Extracts from a graphics dataset
□ □ □ □ □ □ □

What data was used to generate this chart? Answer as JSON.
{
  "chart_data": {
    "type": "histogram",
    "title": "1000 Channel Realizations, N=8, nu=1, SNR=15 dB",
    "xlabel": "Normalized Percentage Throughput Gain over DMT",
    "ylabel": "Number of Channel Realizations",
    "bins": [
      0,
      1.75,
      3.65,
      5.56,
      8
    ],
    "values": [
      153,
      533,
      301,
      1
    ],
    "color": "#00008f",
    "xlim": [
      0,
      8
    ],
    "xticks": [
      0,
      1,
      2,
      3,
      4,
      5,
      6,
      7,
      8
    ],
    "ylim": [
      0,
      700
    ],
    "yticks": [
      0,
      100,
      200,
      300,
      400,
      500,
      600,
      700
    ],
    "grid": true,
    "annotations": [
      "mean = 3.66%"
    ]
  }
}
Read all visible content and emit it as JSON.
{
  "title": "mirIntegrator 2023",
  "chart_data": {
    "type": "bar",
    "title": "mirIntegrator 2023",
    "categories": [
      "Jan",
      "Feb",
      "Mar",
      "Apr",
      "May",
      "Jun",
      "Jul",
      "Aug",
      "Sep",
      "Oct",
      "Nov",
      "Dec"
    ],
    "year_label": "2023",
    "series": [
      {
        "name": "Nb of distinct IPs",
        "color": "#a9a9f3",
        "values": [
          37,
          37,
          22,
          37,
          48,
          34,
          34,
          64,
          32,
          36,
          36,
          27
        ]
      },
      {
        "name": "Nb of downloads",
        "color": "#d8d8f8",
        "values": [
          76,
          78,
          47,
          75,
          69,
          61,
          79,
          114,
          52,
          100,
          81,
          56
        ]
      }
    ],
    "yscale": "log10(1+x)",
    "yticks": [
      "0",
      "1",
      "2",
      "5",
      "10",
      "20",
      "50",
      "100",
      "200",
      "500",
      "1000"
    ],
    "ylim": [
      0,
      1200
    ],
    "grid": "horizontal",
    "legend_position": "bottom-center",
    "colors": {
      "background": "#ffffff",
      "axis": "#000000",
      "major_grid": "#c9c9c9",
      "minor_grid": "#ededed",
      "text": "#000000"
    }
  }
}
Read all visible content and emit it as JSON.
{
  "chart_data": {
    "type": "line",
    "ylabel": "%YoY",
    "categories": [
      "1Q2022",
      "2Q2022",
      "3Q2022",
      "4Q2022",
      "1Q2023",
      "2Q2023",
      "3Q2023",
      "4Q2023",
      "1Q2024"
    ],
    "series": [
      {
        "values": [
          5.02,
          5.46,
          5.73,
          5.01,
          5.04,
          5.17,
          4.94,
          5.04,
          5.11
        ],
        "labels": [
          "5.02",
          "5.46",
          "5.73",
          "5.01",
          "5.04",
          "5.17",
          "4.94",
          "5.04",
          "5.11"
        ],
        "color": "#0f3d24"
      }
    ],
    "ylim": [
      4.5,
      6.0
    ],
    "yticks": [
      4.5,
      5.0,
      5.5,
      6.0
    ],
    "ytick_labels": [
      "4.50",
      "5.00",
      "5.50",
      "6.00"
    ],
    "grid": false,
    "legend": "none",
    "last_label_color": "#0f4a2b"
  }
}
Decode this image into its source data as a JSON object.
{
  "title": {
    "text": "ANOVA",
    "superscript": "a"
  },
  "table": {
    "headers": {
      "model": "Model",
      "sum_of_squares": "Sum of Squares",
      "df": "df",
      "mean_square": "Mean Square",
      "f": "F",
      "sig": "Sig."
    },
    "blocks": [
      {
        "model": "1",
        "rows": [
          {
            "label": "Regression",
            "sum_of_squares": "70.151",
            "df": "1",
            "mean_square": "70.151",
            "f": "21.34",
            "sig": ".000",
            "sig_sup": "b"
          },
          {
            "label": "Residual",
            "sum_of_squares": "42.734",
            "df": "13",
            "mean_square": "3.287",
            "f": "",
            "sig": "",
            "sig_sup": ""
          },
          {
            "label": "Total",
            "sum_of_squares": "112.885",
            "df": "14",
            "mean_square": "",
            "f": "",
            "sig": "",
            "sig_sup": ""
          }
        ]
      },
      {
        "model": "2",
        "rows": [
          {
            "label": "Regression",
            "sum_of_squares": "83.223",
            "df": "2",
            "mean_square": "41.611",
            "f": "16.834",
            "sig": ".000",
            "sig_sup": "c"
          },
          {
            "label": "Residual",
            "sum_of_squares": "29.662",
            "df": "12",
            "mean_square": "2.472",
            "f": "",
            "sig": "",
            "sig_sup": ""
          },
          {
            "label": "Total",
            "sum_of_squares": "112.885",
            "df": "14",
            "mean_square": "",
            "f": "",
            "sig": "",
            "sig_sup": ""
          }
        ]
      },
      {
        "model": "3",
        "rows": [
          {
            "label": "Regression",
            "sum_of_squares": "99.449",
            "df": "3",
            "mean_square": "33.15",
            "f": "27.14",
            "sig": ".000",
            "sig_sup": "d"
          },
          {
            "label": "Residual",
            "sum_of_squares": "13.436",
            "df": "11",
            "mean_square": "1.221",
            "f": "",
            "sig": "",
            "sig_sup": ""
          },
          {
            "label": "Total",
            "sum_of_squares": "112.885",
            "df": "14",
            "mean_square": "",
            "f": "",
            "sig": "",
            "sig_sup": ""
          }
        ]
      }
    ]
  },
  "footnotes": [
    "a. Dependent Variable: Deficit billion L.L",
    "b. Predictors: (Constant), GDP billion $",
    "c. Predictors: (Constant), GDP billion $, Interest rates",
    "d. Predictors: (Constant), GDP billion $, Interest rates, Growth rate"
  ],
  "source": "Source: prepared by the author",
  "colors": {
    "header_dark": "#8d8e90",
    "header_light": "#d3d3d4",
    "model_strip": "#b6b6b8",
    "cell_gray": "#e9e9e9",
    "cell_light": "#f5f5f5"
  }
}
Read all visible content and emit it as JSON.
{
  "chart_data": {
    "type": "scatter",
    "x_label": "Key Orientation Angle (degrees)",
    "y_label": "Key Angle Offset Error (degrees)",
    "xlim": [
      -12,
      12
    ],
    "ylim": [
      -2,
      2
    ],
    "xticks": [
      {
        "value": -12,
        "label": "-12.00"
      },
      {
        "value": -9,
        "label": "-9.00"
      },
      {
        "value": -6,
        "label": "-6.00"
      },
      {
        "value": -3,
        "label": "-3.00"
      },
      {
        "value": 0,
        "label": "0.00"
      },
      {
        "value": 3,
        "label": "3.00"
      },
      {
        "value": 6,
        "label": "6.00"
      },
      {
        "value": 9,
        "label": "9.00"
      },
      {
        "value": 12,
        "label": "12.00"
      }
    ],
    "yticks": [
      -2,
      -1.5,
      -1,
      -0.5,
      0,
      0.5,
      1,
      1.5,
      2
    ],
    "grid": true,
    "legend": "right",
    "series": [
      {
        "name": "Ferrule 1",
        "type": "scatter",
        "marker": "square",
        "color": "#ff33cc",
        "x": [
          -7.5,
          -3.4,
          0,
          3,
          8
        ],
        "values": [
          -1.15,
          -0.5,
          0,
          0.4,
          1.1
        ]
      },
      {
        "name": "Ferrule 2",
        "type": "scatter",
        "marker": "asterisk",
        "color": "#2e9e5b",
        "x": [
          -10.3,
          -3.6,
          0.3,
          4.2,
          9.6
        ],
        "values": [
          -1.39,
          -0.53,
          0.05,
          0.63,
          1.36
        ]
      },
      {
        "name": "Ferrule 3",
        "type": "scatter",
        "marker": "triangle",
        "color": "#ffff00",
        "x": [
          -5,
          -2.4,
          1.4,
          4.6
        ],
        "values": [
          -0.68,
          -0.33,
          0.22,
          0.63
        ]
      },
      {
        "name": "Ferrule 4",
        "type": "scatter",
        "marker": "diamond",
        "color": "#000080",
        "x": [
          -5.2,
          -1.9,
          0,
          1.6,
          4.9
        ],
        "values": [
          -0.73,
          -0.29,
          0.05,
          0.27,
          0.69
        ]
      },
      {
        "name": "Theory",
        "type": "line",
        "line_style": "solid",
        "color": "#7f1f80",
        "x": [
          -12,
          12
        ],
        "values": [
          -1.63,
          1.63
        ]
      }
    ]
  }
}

□ □ □ □ □ □ □

In the entries above, find each line with the word "Predictors" and copy it.

    "b. Predictors: (Constant), GDP billion $",
    "c. Predictors: (Constant), GDP billion $, Interest rates",
    "d. Predictors: (Constant), GDP billion $, Interest rates, Growth rate"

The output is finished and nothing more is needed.